Data extracted from a collection:
━━━━━━━━━━━━━━━━━━━━━━━━━━━━━━

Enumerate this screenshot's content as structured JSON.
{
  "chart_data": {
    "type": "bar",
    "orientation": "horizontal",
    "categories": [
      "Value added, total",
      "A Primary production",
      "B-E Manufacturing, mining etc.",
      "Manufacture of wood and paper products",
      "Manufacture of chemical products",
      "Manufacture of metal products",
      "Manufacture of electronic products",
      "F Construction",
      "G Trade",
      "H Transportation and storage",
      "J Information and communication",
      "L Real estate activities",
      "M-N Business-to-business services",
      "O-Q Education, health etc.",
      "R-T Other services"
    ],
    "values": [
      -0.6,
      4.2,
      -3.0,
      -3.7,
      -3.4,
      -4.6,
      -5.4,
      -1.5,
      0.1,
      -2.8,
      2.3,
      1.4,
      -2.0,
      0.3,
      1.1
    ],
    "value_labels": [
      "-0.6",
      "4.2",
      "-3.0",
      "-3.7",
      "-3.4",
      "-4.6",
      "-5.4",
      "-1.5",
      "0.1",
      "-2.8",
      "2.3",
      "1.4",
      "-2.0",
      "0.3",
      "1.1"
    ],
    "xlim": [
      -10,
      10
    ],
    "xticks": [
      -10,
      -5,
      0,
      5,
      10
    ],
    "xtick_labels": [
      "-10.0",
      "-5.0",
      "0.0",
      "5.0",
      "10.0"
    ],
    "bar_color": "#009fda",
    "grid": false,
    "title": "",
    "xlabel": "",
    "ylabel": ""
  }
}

━━━━━━━━━━━━━━━━━━━━━━━━━━━━━━

| GIVEN EXERCISE |
Write the data from above out again, exactly.

| EXERCISE SOLUTION |
Enumerate this screenshot's content as structured JSON.
{
  "chart_data": {
    "type": "bar",
    "orientation": "horizontal",
    "categories": [
      "Value added, total",
      "A Primary production",
      "B-E Manufacturing, mining etc.",
      "Manufacture of wood and paper products",
      "Manufacture of chemical products",
      "Manufacture of metal products",
      "Manufacture of electronic products",
      "F Construction",
      "G Trade",
      "H Transportation and storage",
      "J Information and communication",
      "L Real estate activities",
      "M-N Business-to-business services",
      "O-Q Education, health etc.",
      "R-T Other services"
    ],
    "values": [
      -0.6,
      4.2,
      -3.0,
      -3.7,
      -3.4,
      -4.6,
      -5.4,
      -1.5,
      0.1,
      -2.8,
      2.3,
      1.4,
      -2.0,
      0.3,
      1.1
    ],
    "value_labels": [
      "-0.6",
      "4.2",
      "-3.0",
      "-3.7",
      "-3.4",
      "-4.6",
      "-5.4",
      "-1.5",
      "0.1",
      "-2.8",
      "2.3",
      "1.4",
      "-2.0",
      "0.3",
      "1.1"
    ],
    "xlim": [
      -10,
      10
    ],
    "xticks": [
      -10,
      -5,
      0,
      5,
      10
    ],
    "xtick_labels": [
      "-10.0",
      "-5.0",
      "0.0",
      "5.0",
      "10.0"
    ],
    "bar_color": "#009fda",
    "grid": false,
    "title": "",
    "xlabel": "",
    "ylabel": ""
  }
}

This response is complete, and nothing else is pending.